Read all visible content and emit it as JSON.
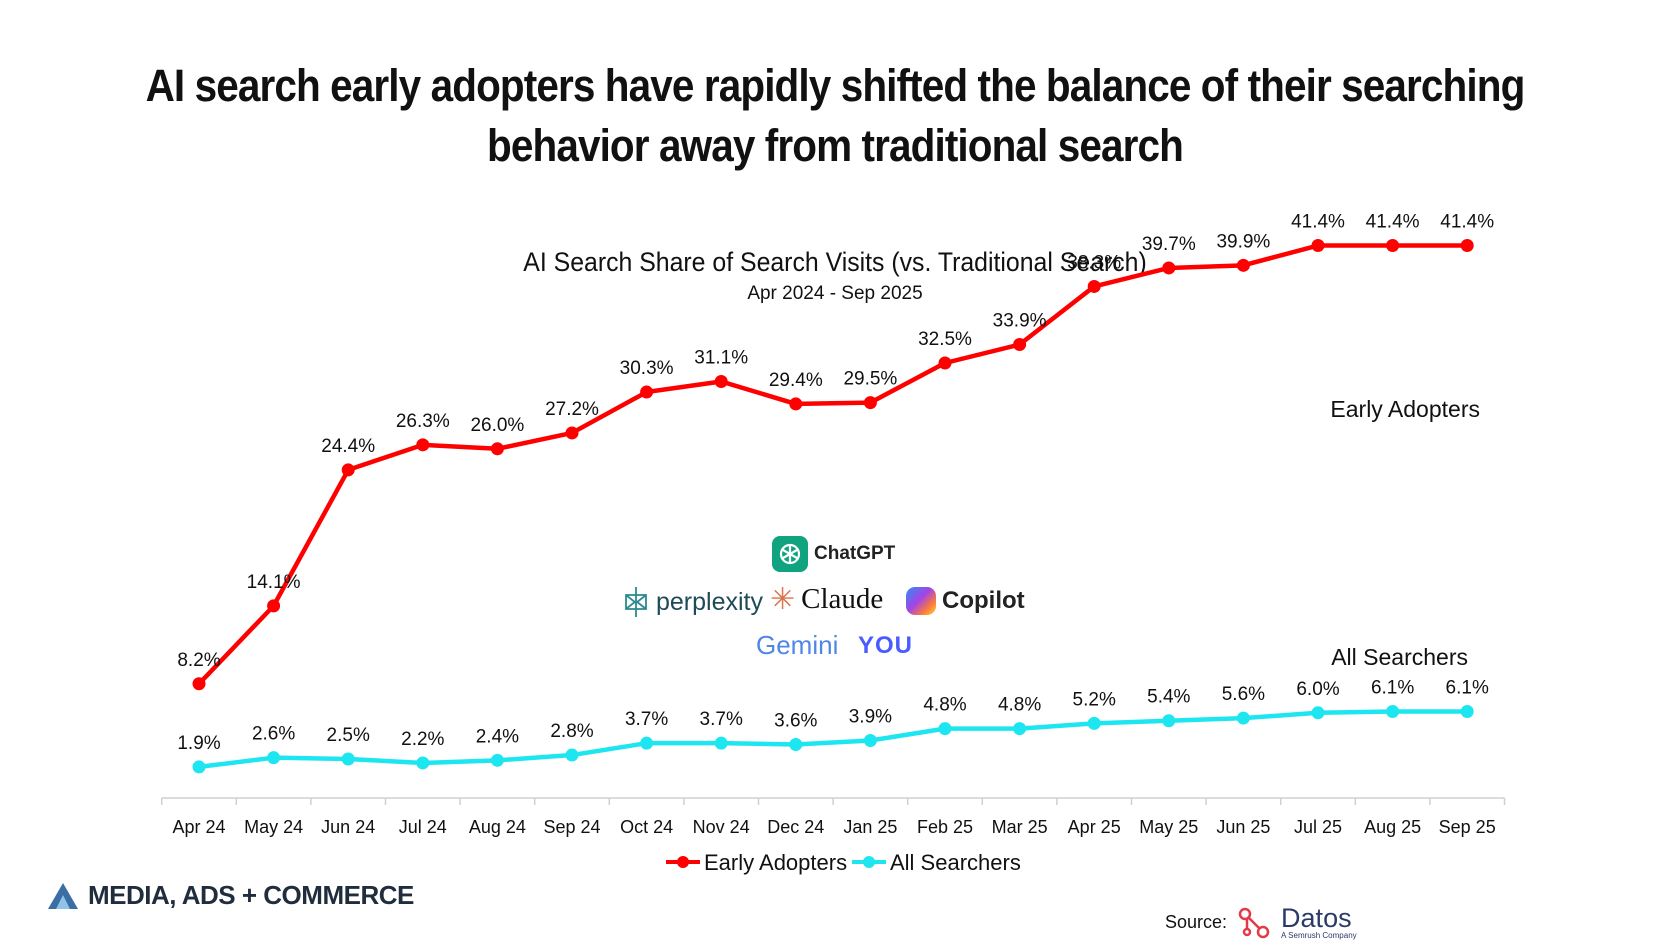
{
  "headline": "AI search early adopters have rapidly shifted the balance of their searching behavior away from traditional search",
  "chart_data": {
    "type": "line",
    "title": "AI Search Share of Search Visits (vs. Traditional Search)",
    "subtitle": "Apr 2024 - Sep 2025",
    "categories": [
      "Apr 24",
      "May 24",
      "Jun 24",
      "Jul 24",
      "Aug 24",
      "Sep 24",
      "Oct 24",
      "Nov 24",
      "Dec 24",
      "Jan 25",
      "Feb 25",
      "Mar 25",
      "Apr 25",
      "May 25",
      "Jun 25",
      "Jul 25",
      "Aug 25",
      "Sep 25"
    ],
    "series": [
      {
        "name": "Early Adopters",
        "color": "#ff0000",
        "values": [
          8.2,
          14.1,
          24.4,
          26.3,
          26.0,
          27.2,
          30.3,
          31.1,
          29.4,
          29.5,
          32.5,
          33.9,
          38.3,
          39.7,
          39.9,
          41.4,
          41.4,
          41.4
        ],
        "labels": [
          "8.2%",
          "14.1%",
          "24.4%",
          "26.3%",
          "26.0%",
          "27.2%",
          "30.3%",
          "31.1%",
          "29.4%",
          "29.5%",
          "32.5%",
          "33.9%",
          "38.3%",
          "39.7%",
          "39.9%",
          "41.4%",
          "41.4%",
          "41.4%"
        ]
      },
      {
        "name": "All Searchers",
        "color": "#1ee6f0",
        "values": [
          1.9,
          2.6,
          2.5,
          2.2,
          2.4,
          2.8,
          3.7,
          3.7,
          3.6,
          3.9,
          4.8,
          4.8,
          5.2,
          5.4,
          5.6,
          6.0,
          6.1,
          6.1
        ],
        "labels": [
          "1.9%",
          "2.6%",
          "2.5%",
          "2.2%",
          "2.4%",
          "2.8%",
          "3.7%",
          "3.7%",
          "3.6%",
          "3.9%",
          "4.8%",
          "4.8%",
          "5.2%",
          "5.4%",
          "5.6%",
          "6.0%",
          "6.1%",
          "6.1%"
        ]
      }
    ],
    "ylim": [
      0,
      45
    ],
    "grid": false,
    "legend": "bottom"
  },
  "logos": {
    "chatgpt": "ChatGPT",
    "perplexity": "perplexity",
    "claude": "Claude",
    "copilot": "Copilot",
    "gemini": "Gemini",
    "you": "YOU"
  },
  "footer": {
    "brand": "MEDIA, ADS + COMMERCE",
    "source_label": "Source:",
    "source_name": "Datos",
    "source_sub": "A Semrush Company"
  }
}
--------------------
* [WHAT IS ASKED]: The listing above needs to be output again exactly. Don't include the pictures.

* [WRITTEN SOLUTION]:
Read all visible content and emit it as JSON.
{
  "headline": "AI search early adopters have rapidly shifted the balance of their searching behavior away from traditional search",
  "chart_data": {
    "type": "line",
    "title": "AI Search Share of Search Visits (vs. Traditional Search)",
    "subtitle": "Apr 2024 - Sep 2025",
    "categories": [
      "Apr 24",
      "May 24",
      "Jun 24",
      "Jul 24",
      "Aug 24",
      "Sep 24",
      "Oct 24",
      "Nov 24",
      "Dec 24",
      "Jan 25",
      "Feb 25",
      "Mar 25",
      "Apr 25",
      "May 25",
      "Jun 25",
      "Jul 25",
      "Aug 25",
      "Sep 25"
    ],
    "series": [
      {
        "name": "Early Adopters",
        "color": "#ff0000",
        "values": [
          8.2,
          14.1,
          24.4,
          26.3,
          26.0,
          27.2,
          30.3,
          31.1,
          29.4,
          29.5,
          32.5,
          33.9,
          38.3,
          39.7,
          39.9,
          41.4,
          41.4,
          41.4
        ],
        "labels": [
          "8.2%",
          "14.1%",
          "24.4%",
          "26.3%",
          "26.0%",
          "27.2%",
          "30.3%",
          "31.1%",
          "29.4%",
          "29.5%",
          "32.5%",
          "33.9%",
          "38.3%",
          "39.7%",
          "39.9%",
          "41.4%",
          "41.4%",
          "41.4%"
        ]
      },
      {
        "name": "All Searchers",
        "color": "#1ee6f0",
        "values": [
          1.9,
          2.6,
          2.5,
          2.2,
          2.4,
          2.8,
          3.7,
          3.7,
          3.6,
          3.9,
          4.8,
          4.8,
          5.2,
          5.4,
          5.6,
          6.0,
          6.1,
          6.1
        ],
        "labels": [
          "1.9%",
          "2.6%",
          "2.5%",
          "2.2%",
          "2.4%",
          "2.8%",
          "3.7%",
          "3.7%",
          "3.6%",
          "3.9%",
          "4.8%",
          "4.8%",
          "5.2%",
          "5.4%",
          "5.6%",
          "6.0%",
          "6.1%",
          "6.1%"
        ]
      }
    ],
    "ylim": [
      0,
      45
    ],
    "grid": false,
    "legend": "bottom"
  },
  "logos": {
    "chatgpt": "ChatGPT",
    "perplexity": "perplexity",
    "claude": "Claude",
    "copilot": "Copilot",
    "gemini": "Gemini",
    "you": "YOU"
  },
  "footer": {
    "brand": "MEDIA, ADS + COMMERCE",
    "source_label": "Source:",
    "source_name": "Datos",
    "source_sub": "A Semrush Company"
  }
}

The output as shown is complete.